Task statement
Your answer should be a single number: the count of lines containing "我想说的是".

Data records
########
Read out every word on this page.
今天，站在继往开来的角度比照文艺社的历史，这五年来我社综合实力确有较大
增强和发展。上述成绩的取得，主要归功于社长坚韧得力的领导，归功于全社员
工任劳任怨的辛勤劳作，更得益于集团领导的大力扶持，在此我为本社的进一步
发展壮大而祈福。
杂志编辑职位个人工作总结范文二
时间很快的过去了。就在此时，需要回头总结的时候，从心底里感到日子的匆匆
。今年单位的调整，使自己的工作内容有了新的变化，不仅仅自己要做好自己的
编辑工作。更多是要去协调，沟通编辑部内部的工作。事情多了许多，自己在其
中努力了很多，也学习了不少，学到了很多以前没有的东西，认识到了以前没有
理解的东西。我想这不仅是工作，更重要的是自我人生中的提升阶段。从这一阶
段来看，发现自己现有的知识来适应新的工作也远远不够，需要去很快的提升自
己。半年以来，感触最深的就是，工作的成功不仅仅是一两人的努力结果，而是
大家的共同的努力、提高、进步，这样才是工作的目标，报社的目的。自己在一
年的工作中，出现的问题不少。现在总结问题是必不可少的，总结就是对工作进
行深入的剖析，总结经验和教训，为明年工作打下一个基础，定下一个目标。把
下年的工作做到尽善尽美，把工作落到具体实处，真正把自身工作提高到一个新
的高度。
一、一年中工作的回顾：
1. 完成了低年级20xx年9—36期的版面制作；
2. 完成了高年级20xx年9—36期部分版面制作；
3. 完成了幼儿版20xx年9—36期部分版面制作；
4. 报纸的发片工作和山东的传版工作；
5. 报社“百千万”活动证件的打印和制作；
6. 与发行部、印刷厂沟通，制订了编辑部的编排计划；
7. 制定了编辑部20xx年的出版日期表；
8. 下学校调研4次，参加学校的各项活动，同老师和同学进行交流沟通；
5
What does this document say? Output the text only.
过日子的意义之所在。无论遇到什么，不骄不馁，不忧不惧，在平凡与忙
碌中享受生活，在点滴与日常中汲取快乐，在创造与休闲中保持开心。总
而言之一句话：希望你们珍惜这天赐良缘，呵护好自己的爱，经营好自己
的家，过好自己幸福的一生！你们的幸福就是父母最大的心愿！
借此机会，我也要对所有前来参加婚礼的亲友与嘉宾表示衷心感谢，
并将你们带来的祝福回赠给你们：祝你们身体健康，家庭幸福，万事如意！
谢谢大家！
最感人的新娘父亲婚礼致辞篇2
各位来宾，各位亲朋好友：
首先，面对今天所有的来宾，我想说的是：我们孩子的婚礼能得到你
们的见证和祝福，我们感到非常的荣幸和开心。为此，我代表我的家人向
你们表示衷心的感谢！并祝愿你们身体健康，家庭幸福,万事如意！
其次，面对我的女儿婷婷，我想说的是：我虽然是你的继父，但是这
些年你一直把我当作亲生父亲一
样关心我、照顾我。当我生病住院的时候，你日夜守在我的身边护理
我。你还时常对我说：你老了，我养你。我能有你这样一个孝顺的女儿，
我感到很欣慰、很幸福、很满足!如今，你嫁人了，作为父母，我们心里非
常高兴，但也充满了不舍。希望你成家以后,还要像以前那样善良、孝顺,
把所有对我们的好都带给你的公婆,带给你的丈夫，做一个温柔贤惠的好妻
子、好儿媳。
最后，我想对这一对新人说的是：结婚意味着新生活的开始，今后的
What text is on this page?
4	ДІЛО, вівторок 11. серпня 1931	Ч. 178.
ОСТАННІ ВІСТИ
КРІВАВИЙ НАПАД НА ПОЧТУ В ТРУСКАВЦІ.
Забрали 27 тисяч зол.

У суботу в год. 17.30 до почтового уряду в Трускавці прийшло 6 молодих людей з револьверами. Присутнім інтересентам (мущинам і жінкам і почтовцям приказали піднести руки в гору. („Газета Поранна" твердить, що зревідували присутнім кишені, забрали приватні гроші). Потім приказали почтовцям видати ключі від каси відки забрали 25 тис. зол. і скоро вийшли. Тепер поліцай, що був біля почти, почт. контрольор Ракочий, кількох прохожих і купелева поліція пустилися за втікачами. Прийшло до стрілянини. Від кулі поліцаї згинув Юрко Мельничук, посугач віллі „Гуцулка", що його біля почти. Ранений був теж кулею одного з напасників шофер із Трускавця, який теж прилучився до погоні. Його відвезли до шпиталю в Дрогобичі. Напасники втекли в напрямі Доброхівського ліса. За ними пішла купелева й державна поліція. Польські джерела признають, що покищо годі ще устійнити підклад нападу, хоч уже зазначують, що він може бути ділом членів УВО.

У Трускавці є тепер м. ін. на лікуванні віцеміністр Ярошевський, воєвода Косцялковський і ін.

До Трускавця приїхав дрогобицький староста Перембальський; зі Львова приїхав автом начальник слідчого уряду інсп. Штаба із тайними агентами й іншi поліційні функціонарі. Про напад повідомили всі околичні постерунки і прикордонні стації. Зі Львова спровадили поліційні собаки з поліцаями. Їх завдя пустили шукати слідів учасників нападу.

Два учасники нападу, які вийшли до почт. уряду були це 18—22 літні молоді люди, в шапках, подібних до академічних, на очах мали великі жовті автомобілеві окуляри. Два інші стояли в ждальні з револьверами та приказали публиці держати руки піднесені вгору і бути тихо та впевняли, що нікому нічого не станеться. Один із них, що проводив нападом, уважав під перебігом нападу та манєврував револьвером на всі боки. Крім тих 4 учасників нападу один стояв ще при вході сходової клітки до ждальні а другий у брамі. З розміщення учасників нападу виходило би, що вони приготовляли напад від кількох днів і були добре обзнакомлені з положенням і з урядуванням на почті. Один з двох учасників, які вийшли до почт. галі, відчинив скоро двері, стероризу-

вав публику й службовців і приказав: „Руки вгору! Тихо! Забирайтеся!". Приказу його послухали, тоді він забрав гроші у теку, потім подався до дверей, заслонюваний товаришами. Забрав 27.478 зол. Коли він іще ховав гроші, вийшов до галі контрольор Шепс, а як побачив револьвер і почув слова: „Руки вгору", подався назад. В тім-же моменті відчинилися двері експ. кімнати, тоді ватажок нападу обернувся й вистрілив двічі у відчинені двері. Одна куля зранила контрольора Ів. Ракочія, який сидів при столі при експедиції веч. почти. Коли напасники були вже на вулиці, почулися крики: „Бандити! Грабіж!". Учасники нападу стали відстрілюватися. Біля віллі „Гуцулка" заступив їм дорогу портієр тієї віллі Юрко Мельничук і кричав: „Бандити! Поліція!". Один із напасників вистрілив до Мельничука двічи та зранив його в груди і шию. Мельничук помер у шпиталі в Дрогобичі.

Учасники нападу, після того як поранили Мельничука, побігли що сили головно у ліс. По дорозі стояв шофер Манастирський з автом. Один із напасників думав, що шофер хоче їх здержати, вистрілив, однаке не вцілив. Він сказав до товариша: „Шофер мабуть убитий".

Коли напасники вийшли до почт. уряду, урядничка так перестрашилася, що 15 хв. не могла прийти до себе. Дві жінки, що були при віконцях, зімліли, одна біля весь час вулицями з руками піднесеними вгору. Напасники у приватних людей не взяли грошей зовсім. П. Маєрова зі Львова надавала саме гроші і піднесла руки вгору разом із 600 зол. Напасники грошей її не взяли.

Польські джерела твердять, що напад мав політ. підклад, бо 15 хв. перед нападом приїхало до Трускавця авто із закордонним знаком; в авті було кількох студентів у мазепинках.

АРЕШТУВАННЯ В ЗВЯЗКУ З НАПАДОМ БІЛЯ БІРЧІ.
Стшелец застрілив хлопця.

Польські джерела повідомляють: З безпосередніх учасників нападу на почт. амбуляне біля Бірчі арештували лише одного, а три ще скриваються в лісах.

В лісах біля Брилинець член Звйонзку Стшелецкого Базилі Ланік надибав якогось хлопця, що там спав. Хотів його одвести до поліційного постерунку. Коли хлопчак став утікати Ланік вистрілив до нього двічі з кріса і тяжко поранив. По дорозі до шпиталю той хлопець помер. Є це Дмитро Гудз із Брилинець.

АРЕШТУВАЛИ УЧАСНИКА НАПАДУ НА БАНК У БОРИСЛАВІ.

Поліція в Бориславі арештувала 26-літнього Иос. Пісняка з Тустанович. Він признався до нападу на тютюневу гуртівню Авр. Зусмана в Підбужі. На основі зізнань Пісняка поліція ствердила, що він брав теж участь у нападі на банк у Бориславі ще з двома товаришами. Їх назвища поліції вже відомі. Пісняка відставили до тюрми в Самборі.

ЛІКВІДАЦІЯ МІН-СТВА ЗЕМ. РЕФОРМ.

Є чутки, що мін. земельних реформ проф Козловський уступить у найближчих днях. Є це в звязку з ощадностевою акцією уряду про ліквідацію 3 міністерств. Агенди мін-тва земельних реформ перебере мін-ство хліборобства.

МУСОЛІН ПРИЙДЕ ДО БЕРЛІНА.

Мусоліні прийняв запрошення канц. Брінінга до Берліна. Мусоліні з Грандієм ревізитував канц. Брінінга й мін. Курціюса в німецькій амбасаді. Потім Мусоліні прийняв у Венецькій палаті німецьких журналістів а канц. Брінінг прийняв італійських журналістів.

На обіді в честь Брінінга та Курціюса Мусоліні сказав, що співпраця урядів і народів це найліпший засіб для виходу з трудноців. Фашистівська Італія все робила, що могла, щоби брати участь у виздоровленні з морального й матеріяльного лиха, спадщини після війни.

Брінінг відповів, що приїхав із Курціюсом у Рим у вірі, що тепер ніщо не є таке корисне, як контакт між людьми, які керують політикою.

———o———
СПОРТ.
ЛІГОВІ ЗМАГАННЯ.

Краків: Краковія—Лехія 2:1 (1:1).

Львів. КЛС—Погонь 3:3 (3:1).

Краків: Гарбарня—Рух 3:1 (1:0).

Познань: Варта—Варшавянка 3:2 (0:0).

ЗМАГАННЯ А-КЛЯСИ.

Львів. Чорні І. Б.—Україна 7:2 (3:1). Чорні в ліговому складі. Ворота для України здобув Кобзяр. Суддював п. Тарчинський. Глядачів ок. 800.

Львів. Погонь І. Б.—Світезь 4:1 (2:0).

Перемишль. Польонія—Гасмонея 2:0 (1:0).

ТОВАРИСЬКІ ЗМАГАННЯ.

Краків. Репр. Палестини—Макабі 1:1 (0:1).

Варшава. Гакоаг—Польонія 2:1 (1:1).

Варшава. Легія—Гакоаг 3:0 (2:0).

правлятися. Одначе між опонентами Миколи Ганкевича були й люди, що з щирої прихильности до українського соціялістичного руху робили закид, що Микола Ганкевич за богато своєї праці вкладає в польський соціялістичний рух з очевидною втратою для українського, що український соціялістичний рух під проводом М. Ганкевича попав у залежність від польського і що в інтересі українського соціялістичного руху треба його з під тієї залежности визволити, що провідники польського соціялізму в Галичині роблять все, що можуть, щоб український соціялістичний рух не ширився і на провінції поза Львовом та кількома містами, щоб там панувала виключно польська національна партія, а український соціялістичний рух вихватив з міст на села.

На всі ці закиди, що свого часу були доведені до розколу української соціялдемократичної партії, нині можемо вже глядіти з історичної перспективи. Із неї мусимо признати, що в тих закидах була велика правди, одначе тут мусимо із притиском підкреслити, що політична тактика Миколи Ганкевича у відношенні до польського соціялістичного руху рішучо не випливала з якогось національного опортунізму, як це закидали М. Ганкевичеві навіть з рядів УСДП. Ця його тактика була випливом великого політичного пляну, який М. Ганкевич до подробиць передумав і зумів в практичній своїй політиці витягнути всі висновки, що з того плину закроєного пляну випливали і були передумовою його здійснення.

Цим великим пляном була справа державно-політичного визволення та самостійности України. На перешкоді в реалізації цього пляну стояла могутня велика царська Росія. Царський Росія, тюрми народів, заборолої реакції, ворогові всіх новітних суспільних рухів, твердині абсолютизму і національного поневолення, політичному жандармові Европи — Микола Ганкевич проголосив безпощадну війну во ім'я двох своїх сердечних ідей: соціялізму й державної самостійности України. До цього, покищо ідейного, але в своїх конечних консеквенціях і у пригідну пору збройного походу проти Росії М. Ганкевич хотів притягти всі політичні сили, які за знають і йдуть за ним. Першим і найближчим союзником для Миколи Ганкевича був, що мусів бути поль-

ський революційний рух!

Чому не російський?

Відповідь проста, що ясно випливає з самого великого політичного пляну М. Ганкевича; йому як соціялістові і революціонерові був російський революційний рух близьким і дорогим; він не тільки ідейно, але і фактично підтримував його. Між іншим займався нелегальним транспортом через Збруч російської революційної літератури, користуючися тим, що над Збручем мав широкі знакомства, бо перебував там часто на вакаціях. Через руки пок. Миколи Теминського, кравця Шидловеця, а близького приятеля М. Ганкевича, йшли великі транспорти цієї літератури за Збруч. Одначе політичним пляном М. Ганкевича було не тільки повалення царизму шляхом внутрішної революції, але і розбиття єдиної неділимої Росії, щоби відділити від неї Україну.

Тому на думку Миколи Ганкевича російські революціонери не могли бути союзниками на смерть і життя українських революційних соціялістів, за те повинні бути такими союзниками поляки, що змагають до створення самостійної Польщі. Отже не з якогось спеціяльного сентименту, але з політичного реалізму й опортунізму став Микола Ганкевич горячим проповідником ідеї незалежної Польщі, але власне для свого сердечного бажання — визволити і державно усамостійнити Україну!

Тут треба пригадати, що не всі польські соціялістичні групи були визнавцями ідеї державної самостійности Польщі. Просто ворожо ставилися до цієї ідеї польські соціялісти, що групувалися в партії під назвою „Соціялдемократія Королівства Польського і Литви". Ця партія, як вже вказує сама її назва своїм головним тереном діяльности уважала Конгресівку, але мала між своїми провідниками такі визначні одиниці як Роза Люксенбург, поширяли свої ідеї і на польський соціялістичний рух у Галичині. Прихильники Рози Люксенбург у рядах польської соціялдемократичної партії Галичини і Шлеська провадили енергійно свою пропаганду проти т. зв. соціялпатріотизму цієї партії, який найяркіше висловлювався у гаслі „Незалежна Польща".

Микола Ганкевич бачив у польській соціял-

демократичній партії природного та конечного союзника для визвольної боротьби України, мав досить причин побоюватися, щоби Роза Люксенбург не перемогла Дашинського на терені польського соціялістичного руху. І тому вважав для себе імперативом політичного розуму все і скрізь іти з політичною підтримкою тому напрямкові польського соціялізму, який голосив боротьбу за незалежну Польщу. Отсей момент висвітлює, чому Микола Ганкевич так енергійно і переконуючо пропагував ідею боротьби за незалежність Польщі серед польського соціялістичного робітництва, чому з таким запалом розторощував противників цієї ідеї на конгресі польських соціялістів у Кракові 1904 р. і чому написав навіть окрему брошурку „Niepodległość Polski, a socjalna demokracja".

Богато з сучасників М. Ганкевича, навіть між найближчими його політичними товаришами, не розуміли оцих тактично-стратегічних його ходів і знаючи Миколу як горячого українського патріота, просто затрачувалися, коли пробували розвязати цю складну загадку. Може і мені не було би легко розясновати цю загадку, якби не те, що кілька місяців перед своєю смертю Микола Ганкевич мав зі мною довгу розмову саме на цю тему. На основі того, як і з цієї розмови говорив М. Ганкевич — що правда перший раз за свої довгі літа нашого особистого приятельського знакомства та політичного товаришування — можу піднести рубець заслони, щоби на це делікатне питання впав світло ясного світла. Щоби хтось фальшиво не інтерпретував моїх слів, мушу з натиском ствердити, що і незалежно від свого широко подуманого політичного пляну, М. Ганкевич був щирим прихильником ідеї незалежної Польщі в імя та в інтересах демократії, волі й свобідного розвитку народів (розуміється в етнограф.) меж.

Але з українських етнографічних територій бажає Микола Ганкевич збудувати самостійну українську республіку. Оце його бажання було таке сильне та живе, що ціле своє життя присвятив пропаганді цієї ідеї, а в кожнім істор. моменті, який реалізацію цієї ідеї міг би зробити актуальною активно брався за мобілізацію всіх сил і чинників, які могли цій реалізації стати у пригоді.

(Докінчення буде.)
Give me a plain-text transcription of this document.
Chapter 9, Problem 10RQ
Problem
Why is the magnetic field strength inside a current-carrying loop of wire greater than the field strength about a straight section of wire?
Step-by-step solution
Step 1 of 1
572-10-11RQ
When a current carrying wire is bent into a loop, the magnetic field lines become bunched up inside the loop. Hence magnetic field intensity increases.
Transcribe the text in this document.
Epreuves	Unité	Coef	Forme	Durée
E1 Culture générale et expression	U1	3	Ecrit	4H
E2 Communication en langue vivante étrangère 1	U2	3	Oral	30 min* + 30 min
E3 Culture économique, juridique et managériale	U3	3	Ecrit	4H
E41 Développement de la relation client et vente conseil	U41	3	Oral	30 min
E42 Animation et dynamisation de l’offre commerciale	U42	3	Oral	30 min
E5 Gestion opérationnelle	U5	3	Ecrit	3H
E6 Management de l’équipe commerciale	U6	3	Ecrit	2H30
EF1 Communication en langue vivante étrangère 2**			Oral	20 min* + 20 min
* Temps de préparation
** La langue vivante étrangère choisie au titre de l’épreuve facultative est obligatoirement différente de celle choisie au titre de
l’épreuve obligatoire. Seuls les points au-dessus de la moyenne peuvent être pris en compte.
########
Response
2